Entries with figure data:
* START *

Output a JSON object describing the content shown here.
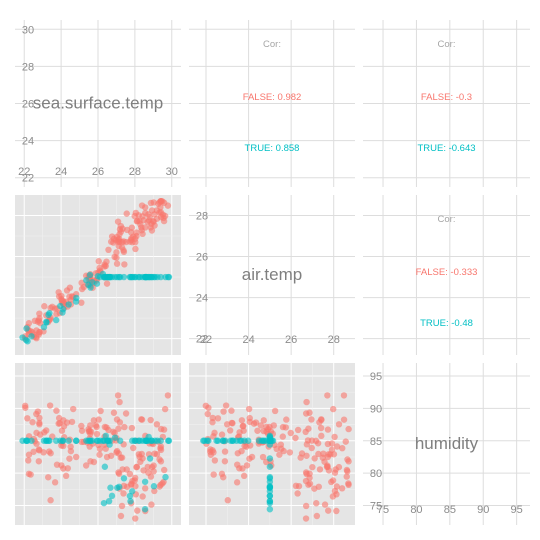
{
  "colors": {
    "false_series": "#F8766D",
    "true_series": "#00BFC4",
    "panel_bg": "#E5E5E5",
    "grid": "#FFFFFF",
    "blank_grid": "#DDDDDD",
    "label_text": "#7F7F7F",
    "tick_text": "#8C8C8C"
  },
  "chart_data": {
    "type": "scatter",
    "title": "",
    "variables": [
      "sea.surface.temp",
      "air.temp",
      "humidity"
    ],
    "groups": [
      "FALSE",
      "TRUE"
    ],
    "tick_labels": {
      "sea_surface_temp": [
        "22",
        "24",
        "26",
        "28",
        "30"
      ],
      "air_temp": [
        "22",
        "24",
        "26",
        "28"
      ],
      "humidity": [
        "75",
        "80",
        "85",
        "90",
        "95"
      ]
    },
    "ranges": {
      "sea_surface_temp": [
        21.5,
        30.5
      ],
      "air_temp": [
        21.2,
        29.0
      ],
      "humidity": [
        72.0,
        97.0
      ]
    },
    "grid": true,
    "correlations": [
      {
        "pair": "sea.surface.temp / air.temp",
        "header": "Cor:",
        "false_label": "FALSE: 0.982",
        "true_label": "TRUE: 0.858"
      },
      {
        "pair": "sea.surface.temp / humidity",
        "header": "Cor:",
        "false_label": "FALSE: -0.3",
        "true_label": "TRUE: -0.643"
      },
      {
        "pair": "air.temp / humidity",
        "header": "Cor:",
        "false_label": "FALSE: -0.333",
        "true_label": "TRUE: -0.48"
      }
    ],
    "points_per_group": {
      "FALSE": 180,
      "TRUE": 70
    }
  }
}
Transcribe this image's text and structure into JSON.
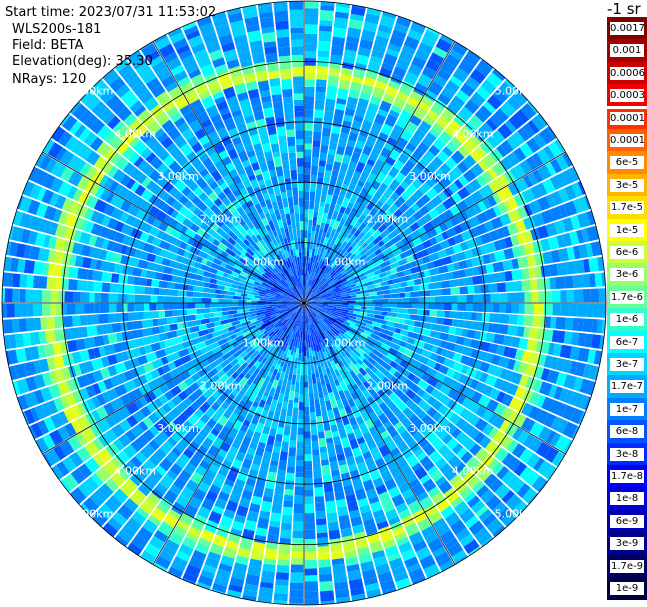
{
  "info": {
    "start_time": "Start time: 2023/07/31 11:53:02",
    "instrument": "WLS200s-181",
    "field": "Field: BETA",
    "elevation": "Elevation(deg): 35.30",
    "nrays": "NRays: 120"
  },
  "colorbar": {
    "unit_label": "-1 sr",
    "labels": [
      "0.0017",
      "0.001",
      "0.0006",
      "0.0003",
      "0.00017",
      "0.0001",
      "6e-5",
      "3e-5",
      "1.7e-5",
      "1e-5",
      "6e-6",
      "3e-6",
      "1.7e-6",
      "1e-6",
      "6e-7",
      "3e-7",
      "1.7e-7",
      "1e-7",
      "6e-8",
      "3e-8",
      "1.7e-8",
      "1e-8",
      "6e-9",
      "3e-9",
      "1.7e-9",
      "1e-9"
    ],
    "colors": [
      "#800000",
      "#a40000",
      "#c80000",
      "#f00000",
      "#ff3000",
      "#ff6000",
      "#ff8c00",
      "#ffb400",
      "#ffdc00",
      "#ffff00",
      "#ccff33",
      "#99ff66",
      "#66ff99",
      "#33ffcc",
      "#00ffff",
      "#00d4ff",
      "#00aaff",
      "#0080ff",
      "#0055ff",
      "#002aff",
      "#0000ff",
      "#0000d8",
      "#0000b0",
      "#000088",
      "#000060",
      "#000040"
    ]
  },
  "chart_data": {
    "type": "heatmap",
    "projection": "polar-ppi",
    "max_range_km": 5.0,
    "range_rings_km": [
      1,
      2,
      3,
      4,
      5
    ],
    "ring_labels": [
      "1.00km",
      "2.00km",
      "3.00km",
      "4.00km",
      "5.00km"
    ],
    "rays": 120,
    "spoke_angles_deg": [
      0,
      30,
      60,
      90,
      120,
      150
    ],
    "feature_ring_km": 4.0,
    "feature_ring_center_offset_km": [
      -0.16,
      -0.16
    ],
    "feature_ring_value": "1.7e-5",
    "background_value": "6e-8",
    "near_center_value": "3e-8",
    "gridlines": true
  }
}
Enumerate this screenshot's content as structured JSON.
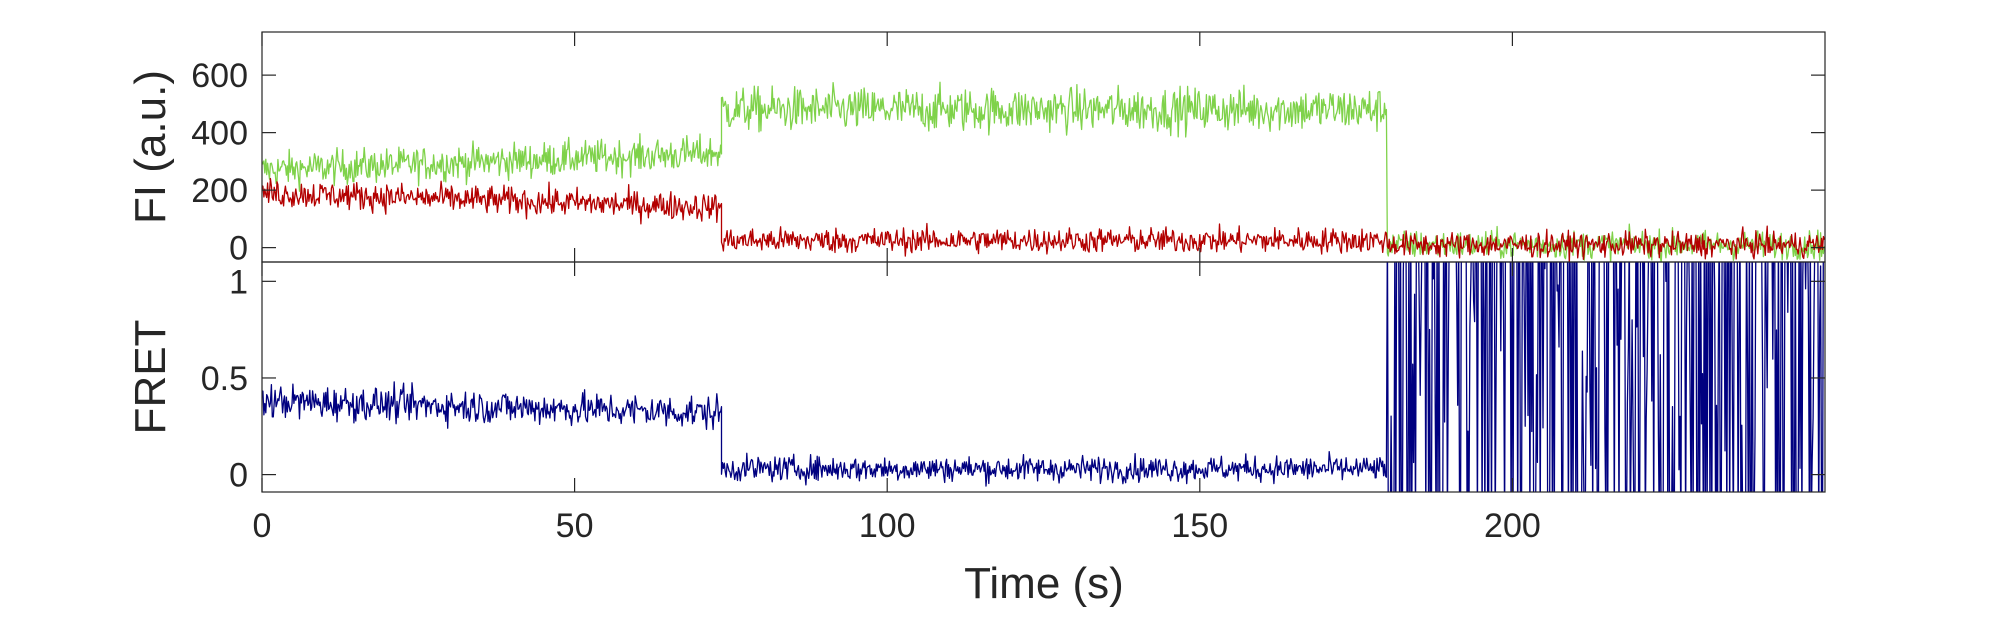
{
  "chart_data": [
    {
      "type": "line",
      "panel": "top",
      "ylabel": "FI (a.u.)",
      "xlabel": "",
      "xlim": [
        0,
        250
      ],
      "ylim": [
        -50,
        750
      ],
      "yticks": [
        0,
        200,
        400,
        600
      ],
      "xticks": [
        0,
        50,
        100,
        150,
        200
      ],
      "x_tick_labels_shown": false,
      "grid": false,
      "series": [
        {
          "color": "#7fd24a",
          "segments": [
            {
              "t_start": 0,
              "t_end": 73.5,
              "mean_start": 270,
              "mean_end": 330,
              "noise": 55
            },
            {
              "t_start": 73.5,
              "t_end": 180,
              "mean_start": 480,
              "mean_end": 480,
              "noise": 70
            },
            {
              "t_start": 180,
              "t_end": 250,
              "mean_start": 10,
              "mean_end": 10,
              "noise": 45
            }
          ]
        },
        {
          "color": "#b30000",
          "segments": [
            {
              "t_start": 0,
              "t_end": 73.5,
              "mean_start": 190,
              "mean_end": 140,
              "noise": 45
            },
            {
              "t_start": 73.5,
              "t_end": 180,
              "mean_start": 25,
              "mean_end": 25,
              "noise": 40
            },
            {
              "t_start": 180,
              "t_end": 250,
              "mean_start": 10,
              "mean_end": 10,
              "noise": 40
            }
          ]
        }
      ]
    },
    {
      "type": "line",
      "panel": "bottom",
      "ylabel": "FRET",
      "xlabel": "Time (s)",
      "xlim": [
        0,
        250
      ],
      "ylim": [
        -0.09,
        1.1
      ],
      "yticks": [
        0,
        0.5,
        1
      ],
      "ytick_labels": [
        "0",
        "0.5",
        "1"
      ],
      "xticks": [
        0,
        50,
        100,
        150,
        200
      ],
      "xtick_labels": [
        "0",
        "50",
        "100",
        "150",
        "200"
      ],
      "grid": false,
      "series": [
        {
          "color": "#000080",
          "segments": [
            {
              "t_start": 0,
              "t_end": 73.5,
              "mean_start": 0.38,
              "mean_end": 0.32,
              "noise": 0.08
            },
            {
              "t_start": 73.5,
              "t_end": 180,
              "mean_start": 0.03,
              "mean_end": 0.03,
              "noise": 0.06
            },
            {
              "t_start": 180,
              "t_end": 250,
              "mean_start": 0.55,
              "mean_end": 0.55,
              "noise": 0.6,
              "clipped": true
            }
          ]
        }
      ]
    }
  ]
}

* END *

Directive: Transcribe the listing in full. Omit the pictures and keep every line exact.

Complete response:
Output a JSON object describing the content shown here.
{
  "colors": {
    "false_series": "#F8766D",
    "true_series": "#00BFC4",
    "panel_bg": "#E5E5E5",
    "grid": "#FFFFFF",
    "blank_grid": "#DDDDDD",
    "label_text": "#7F7F7F",
    "tick_text": "#8C8C8C"
  },
  "chart_data": {
    "type": "scatter",
    "title": "",
    "variables": [
      "sea.surface.temp",
      "air.temp",
      "humidity"
    ],
    "groups": [
      "FALSE",
      "TRUE"
    ],
    "tick_labels": {
      "sea_surface_temp": [
        "22",
        "24",
        "26",
        "28",
        "30"
      ],
      "air_temp": [
        "22",
        "24",
        "26",
        "28"
      ],
      "humidity": [
        "75",
        "80",
        "85",
        "90",
        "95"
      ]
    },
    "ranges": {
      "sea_surface_temp": [
        21.5,
        30.5
      ],
      "air_temp": [
        21.2,
        29.0
      ],
      "humidity": [
        72.0,
        97.0
      ]
    },
    "grid": true,
    "correlations": [
      {
        "pair": "sea.surface.temp / air.temp",
        "header": "Cor:",
        "false_label": "FALSE: 0.982",
        "true_label": "TRUE: 0.858"
      },
      {
        "pair": "sea.surface.temp / humidity",
        "header": "Cor:",
        "false_label": "FALSE: -0.3",
        "true_label": "TRUE: -0.643"
      },
      {
        "pair": "air.temp / humidity",
        "header": "Cor:",
        "false_label": "FALSE: -0.333",
        "true_label": "TRUE: -0.48"
      }
    ],
    "points_per_group": {
      "FALSE": 180,
      "TRUE": 70
    }
  }
}
Transcribe this image's text and structure into JSON.
{
  "info": {
    "start_time": "Start time: 2023/07/31 11:53:02",
    "instrument": "WLS200s-181",
    "field": "Field: BETA",
    "elevation": "Elevation(deg): 35.30",
    "nrays": "NRays: 120"
  },
  "colorbar": {
    "unit_label": "-1 sr",
    "labels": [
      "0.0017",
      "0.001",
      "0.0006",
      "0.0003",
      "0.00017",
      "0.0001",
      "6e-5",
      "3e-5",
      "1.7e-5",
      "1e-5",
      "6e-6",
      "3e-6",
      "1.7e-6",
      "1e-6",
      "6e-7",
      "3e-7",
      "1.7e-7",
      "1e-7",
      "6e-8",
      "3e-8",
      "1.7e-8",
      "1e-8",
      "6e-9",
      "3e-9",
      "1.7e-9",
      "1e-9"
    ],
    "colors": [
      "#800000",
      "#a40000",
      "#c80000",
      "#f00000",
      "#ff3000",
      "#ff6000",
      "#ff8c00",
      "#ffb400",
      "#ffdc00",
      "#ffff00",
      "#ccff33",
      "#99ff66",
      "#66ff99",
      "#33ffcc",
      "#00ffff",
      "#00d4ff",
      "#00aaff",
      "#0080ff",
      "#0055ff",
      "#002aff",
      "#0000ff",
      "#0000d8",
      "#0000b0",
      "#000088",
      "#000060",
      "#000040"
    ]
  },
  "chart_data": {
    "type": "heatmap",
    "projection": "polar-ppi",
    "max_range_km": 5.0,
    "range_rings_km": [
      1,
      2,
      3,
      4,
      5
    ],
    "ring_labels": [
      "1.00km",
      "2.00km",
      "3.00km",
      "4.00km",
      "5.00km"
    ],
    "rays": 120,
    "spoke_angles_deg": [
      0,
      30,
      60,
      90,
      120,
      150
    ],
    "feature_ring_km": 4.0,
    "feature_ring_center_offset_km": [
      -0.16,
      -0.16
    ],
    "feature_ring_value": "1.7e-5",
    "background_value": "6e-8",
    "near_center_value": "3e-8",
    "gridlines": true
  }
}
Enumerate this screenshot's content as structured JSON.
{
  "chart_data": [
    {
      "type": "line",
      "panel": "top",
      "ylabel": "FI (a.u.)",
      "xlabel": "",
      "xlim": [
        0,
        250
      ],
      "ylim": [
        -50,
        750
      ],
      "yticks": [
        0,
        200,
        400,
        600
      ],
      "xticks": [
        0,
        50,
        100,
        150,
        200
      ],
      "x_tick_labels_shown": false,
      "grid": false,
      "series": [
        {
          "color": "#7fd24a",
          "segments": [
            {
              "t_start": 0,
              "t_end": 73.5,
              "mean_start": 270,
              "mean_end": 330,
              "noise": 55
            },
            {
              "t_start": 73.5,
              "t_end": 180,
              "mean_start": 480,
              "mean_end": 480,
              "noise": 70
            },
            {
              "t_start": 180,
              "t_end": 250,
              "mean_start": 10,
              "mean_end": 10,
              "noise": 45
            }
          ]
        },
        {
          "color": "#b30000",
          "segments": [
            {
              "t_start": 0,
              "t_end": 73.5,
              "mean_start": 190,
              "mean_end": 140,
              "noise": 45
            },
            {
              "t_start": 73.5,
              "t_end": 180,
              "mean_start": 25,
              "mean_end": 25,
              "noise": 40
            },
            {
              "t_start": 180,
              "t_end": 250,
              "mean_start": 10,
              "mean_end": 10,
              "noise": 40
            }
          ]
        }
      ]
    },
    {
      "type": "line",
      "panel": "bottom",
      "ylabel": "FRET",
      "xlabel": "Time (s)",
      "xlim": [
        0,
        250
      ],
      "ylim": [
        -0.09,
        1.1
      ],
      "yticks": [
        0,
        0.5,
        1
      ],
      "ytick_labels": [
        "0",
        "0.5",
        "1"
      ],
      "xticks": [
        0,
        50,
        100,
        150,
        200
      ],
      "xtick_labels": [
        "0",
        "50",
        "100",
        "150",
        "200"
      ],
      "grid": false,
      "series": [
        {
          "color": "#000080",
          "segments": [
            {
              "t_start": 0,
              "t_end": 73.5,
              "mean_start": 0.38,
              "mean_end": 0.32,
              "noise": 0.08
            },
            {
              "t_start": 73.5,
              "t_end": 180,
              "mean_start": 0.03,
              "mean_end": 0.03,
              "noise": 0.06
            },
            {
              "t_start": 180,
              "t_end": 250,
              "mean_start": 0.55,
              "mean_end": 0.55,
              "noise": 0.6,
              "clipped": true
            }
          ]
        }
      ]
    }
  ]
}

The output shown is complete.